— start —
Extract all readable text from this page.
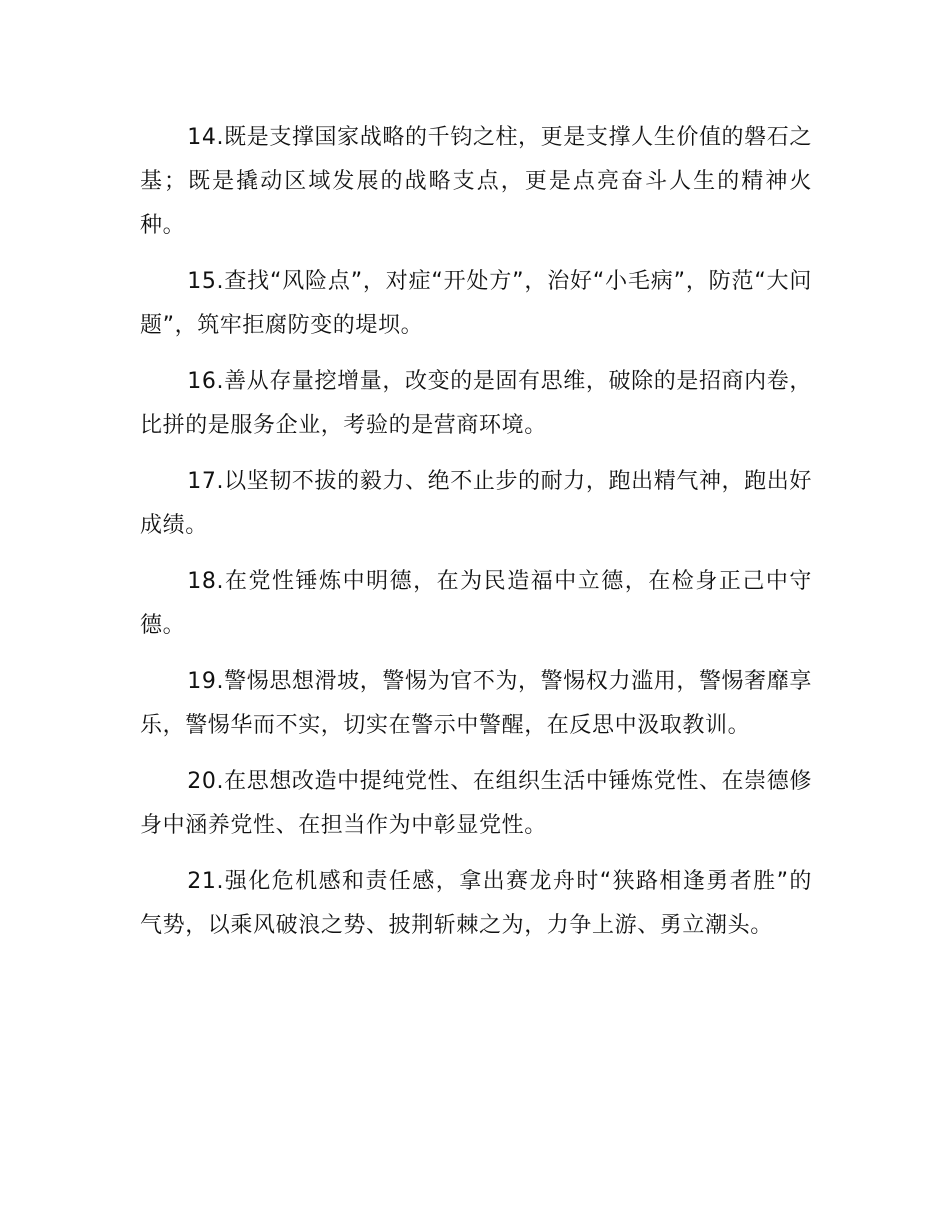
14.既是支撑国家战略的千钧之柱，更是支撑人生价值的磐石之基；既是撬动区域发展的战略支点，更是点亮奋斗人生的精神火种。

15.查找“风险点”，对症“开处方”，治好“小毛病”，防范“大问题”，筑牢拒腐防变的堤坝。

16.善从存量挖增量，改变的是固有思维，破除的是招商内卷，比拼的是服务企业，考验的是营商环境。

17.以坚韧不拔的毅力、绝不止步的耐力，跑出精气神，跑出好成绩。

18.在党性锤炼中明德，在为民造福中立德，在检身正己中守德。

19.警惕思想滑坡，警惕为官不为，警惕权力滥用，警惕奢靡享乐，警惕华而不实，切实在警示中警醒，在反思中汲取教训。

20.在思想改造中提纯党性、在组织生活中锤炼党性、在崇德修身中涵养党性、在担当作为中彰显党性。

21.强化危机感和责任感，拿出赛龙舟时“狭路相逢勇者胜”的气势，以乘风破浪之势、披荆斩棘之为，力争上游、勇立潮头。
— end —
**STATED TASK:** Reproduce the records verbatim, omitting all images they contain.

**CORRECT RESULT:**
Extract all readable text from this page.
14.既是支撑国家战略的千钧之柱，更是支撑人生价值的磐石之基；既是撬动区域发展的战略支点，更是点亮奋斗人生的精神火种。

15.查找“风险点”，对症“开处方”，治好“小毛病”，防范“大问题”，筑牢拒腐防变的堤坝。

16.善从存量挖增量，改变的是固有思维，破除的是招商内卷，比拼的是服务企业，考验的是营商环境。

17.以坚韧不拔的毅力、绝不止步的耐力，跑出精气神，跑出好成绩。

18.在党性锤炼中明德，在为民造福中立德，在检身正己中守德。

19.警惕思想滑坡，警惕为官不为，警惕权力滥用，警惕奢靡享乐，警惕华而不实，切实在警示中警醒，在反思中汲取教训。

20.在思想改造中提纯党性、在组织生活中锤炼党性、在崇德修身中涵养党性、在担当作为中彰显党性。

21.强化危机感和责任感，拿出赛龙舟时“狭路相逢勇者胜”的气势，以乘风破浪之势、披荆斩棘之为，力争上游、勇立潮头。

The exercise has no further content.